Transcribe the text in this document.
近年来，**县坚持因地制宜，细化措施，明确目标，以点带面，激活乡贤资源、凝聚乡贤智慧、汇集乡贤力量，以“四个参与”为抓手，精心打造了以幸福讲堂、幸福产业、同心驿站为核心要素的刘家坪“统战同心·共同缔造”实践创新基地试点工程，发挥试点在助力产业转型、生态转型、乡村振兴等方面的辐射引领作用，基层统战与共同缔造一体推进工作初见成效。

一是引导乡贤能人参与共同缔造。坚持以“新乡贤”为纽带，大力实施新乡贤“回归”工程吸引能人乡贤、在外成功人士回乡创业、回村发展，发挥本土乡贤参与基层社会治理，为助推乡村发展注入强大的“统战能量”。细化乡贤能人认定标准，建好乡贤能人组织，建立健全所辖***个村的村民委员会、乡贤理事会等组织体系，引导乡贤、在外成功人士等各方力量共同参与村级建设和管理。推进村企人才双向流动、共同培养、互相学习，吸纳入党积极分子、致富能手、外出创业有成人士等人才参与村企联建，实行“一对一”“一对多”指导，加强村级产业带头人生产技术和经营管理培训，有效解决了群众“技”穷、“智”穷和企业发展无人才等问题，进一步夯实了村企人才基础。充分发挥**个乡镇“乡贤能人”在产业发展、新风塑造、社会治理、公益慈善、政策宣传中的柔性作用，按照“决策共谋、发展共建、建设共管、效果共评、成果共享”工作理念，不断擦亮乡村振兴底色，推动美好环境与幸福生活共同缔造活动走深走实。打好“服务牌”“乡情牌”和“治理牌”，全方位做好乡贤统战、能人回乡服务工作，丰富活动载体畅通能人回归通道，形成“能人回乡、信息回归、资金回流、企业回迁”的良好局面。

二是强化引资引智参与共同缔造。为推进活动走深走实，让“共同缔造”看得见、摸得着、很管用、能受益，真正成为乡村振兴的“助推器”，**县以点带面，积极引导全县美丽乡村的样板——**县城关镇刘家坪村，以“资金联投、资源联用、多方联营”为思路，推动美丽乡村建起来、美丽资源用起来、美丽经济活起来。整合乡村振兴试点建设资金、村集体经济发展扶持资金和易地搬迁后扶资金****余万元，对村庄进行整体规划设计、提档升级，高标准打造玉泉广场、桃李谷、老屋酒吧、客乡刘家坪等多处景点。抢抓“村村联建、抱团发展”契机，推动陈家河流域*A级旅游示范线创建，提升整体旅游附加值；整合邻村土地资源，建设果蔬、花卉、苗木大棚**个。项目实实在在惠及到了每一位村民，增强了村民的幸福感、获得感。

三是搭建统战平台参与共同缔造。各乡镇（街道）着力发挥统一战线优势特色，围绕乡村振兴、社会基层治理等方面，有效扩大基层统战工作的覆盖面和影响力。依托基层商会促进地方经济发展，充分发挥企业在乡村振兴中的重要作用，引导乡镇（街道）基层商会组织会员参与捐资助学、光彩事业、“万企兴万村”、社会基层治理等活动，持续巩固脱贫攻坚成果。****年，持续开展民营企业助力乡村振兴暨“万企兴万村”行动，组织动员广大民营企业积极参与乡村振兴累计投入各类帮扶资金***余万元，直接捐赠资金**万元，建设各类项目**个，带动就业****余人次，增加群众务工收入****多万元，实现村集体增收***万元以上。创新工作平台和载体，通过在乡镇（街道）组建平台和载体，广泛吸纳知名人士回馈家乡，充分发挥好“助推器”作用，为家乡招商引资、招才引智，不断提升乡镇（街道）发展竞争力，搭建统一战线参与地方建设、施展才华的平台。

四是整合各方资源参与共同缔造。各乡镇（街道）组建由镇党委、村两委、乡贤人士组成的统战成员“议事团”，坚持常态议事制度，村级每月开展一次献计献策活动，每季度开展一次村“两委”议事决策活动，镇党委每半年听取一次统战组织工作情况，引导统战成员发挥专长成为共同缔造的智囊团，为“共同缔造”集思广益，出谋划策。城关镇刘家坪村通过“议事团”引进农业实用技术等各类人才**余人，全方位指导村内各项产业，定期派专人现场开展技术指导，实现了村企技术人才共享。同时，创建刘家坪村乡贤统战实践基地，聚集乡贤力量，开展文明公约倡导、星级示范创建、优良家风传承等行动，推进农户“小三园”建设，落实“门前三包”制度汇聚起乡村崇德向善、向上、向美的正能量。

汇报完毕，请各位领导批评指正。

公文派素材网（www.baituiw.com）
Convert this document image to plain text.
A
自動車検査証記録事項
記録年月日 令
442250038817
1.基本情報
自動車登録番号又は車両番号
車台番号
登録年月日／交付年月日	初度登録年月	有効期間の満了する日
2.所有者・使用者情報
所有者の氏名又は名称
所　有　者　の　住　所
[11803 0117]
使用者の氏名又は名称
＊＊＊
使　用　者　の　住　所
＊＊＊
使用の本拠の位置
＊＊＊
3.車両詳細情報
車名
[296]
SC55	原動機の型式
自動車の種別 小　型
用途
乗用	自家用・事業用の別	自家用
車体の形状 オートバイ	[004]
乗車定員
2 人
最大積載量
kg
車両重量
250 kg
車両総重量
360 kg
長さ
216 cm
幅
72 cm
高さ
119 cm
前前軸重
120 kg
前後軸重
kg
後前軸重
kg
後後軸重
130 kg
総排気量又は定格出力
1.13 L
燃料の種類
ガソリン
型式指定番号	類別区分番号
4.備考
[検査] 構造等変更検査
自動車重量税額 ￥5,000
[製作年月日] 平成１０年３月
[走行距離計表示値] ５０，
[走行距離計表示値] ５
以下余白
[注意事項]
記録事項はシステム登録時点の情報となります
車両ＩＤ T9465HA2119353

Written task — Print all of the entries again, exactly as written.

Response for this exercise —
Transcribe the text in this document.
近年来，**县坚持因地制宜，细化措施，明确目标，以点带面，激活乡贤资源、凝聚乡贤智慧、汇集乡贤力量，以“四个参与”为抓手，精心打造了以幸福讲堂、幸福产业、同心驿站为核心要素的刘家坪“统战同心·共同缔造”实践创新基地试点工程，发挥试点在助力产业转型、生态转型、乡村振兴等方面的辐射引领作用，基层统战与共同缔造一体推进工作初见成效。

一是引导乡贤能人参与共同缔造。坚持以“新乡贤”为纽带，大力实施新乡贤“回归”工程吸引能人乡贤、在外成功人士回乡创业、回村发展，发挥本土乡贤参与基层社会治理，为助推乡村发展注入强大的“统战能量”。细化乡贤能人认定标准，建好乡贤能人组织，建立健全所辖***个村的村民委员会、乡贤理事会等组织体系，引导乡贤、在外成功人士等各方力量共同参与村级建设和管理。推进村企人才双向流动、共同培养、互相学习，吸纳入党积极分子、致富能手、外出创业有成人士等人才参与村企联建，实行“一对一”“一对多”指导，加强村级产业带头人生产技术和经营管理培训，有效解决了群众“技”穷、“智”穷和企业发展无人才等问题，进一步夯实了村企人才基础。充分发挥**个乡镇“乡贤能人”在产业发展、新风塑造、社会治理、公益慈善、政策宣传中的柔性作用，按照“决策共谋、发展共建、建设共管、效果共评、成果共享”工作理念，不断擦亮乡村振兴底色，推动美好环境与幸福生活共同缔造活动走深走实。打好“服务牌”“乡情牌”和“治理牌”，全方位做好乡贤统战、能人回乡服务工作，丰富活动载体畅通能人回归通道，形成“能人回乡、信息回归、资金回流、企业回迁”的良好局面。

二是强化引资引智参与共同缔造。为推进活动走深走实，让“共同缔造”看得见、摸得着、很管用、能受益，真正成为乡村振兴的“助推器”，**县以点带面，积极引导全县美丽乡村的样板——**县城关镇刘家坪村，以“资金联投、资源联用、多方联营”为思路，推动美丽乡村建起来、美丽资源用起来、美丽经济活起来。整合乡村振兴试点建设资金、村集体经济发展扶持资金和易地搬迁后扶资金****余万元，对村庄进行整体规划设计、提档升级，高标准打造玉泉广场、桃李谷、老屋酒吧、客乡刘家坪等多处景点。抢抓“村村联建、抱团发展”契机，推动陈家河流域*A级旅游示范线创建，提升整体旅游附加值；整合邻村土地资源，建设果蔬、花卉、苗木大棚**个。项目实实在在惠及到了每一位村民，增强了村民的幸福感、获得感。

三是搭建统战平台参与共同缔造。各乡镇（街道）着力发挥统一战线优势特色，围绕乡村振兴、社会基层治理等方面，有效扩大基层统战工作的覆盖面和影响力。依托基层商会促进地方经济发展，充分发挥企业在乡村振兴中的重要作用，引导乡镇（街道）基层商会组织会员参与捐资助学、光彩事业、“万企兴万村”、社会基层治理等活动，持续巩固脱贫攻坚成果。****年，持续开展民营企业助力乡村振兴暨“万企兴万村”行动，组织动员广大民营企业积极参与乡村振兴累计投入各类帮扶资金***余万元，直接捐赠资金**万元，建设各类项目**个，带动就业****余人次，增加群众务工收入****多万元，实现村集体增收***万元以上。创新工作平台和载体，通过在乡镇（街道）组建平台和载体，广泛吸纳知名人士回馈家乡，充分发挥好“助推器”作用，为家乡招商引资、招才引智，不断提升乡镇（街道）发展竞争力，搭建统一战线参与地方建设、施展才华的平台。

四是整合各方资源参与共同缔造。各乡镇（街道）组建由镇党委、村两委、乡贤人士组成的统战成员“议事团”，坚持常态议事制度，村级每月开展一次献计献策活动，每季度开展一次村“两委”议事决策活动，镇党委每半年听取一次统战组织工作情况，引导统战成员发挥专长成为共同缔造的智囊团，为“共同缔造”集思广益，出谋划策。城关镇刘家坪村通过“议事团”引进农业实用技术等各类人才**余人，全方位指导村内各项产业，定期派专人现场开展技术指导，实现了村企技术人才共享。同时，创建刘家坪村乡贤统战实践基地，聚集乡贤力量，开展文明公约倡导、星级示范创建、优良家风传承等行动，推进农户“小三园”建设，落实“门前三包”制度汇聚起乡村崇德向善、向上、向美的正能量。

汇报完毕，请各位领导批评指正。

公文派素材网（www.baituiw.com）
Convert this document image to plain text.
A
自動車検査証記録事項
記録年月日 令
442250038817
1.基本情報
自動車登録番号又は車両番号
車台番号
登録年月日／交付年月日	初度登録年月	有効期間の満了する日
2.所有者・使用者情報
所有者の氏名又は名称
所　有　者　の　住　所
[11803 0117]
使用者の氏名又は名称
＊＊＊
使　用　者　の　住　所
＊＊＊
使用の本拠の位置
＊＊＊
3.車両詳細情報
車名
[296]
SC55	原動機の型式
自動車の種別 小　型
用途
乗用	自家用・事業用の別	自家用
車体の形状 オートバイ	[004]
乗車定員
2 人
最大積載量
kg
車両重量
250 kg
車両総重量
360 kg
長さ
216 cm
幅
72 cm
高さ
119 cm
前前軸重
120 kg
前後軸重
kg
後前軸重
kg
後後軸重
130 kg
総排気量又は定格出力
1.13 L
燃料の種類
ガソリン
型式指定番号	類別区分番号
4.備考
[検査] 構造等変更検査
自動車重量税額 ￥5,000
[製作年月日] 平成１０年３月
[走行距離計表示値] ５０，
[走行距離計表示値] ５
以下余白
[注意事項]
記録事項はシステム登録時点の情報となります
車両ＩＤ T9465HA2119353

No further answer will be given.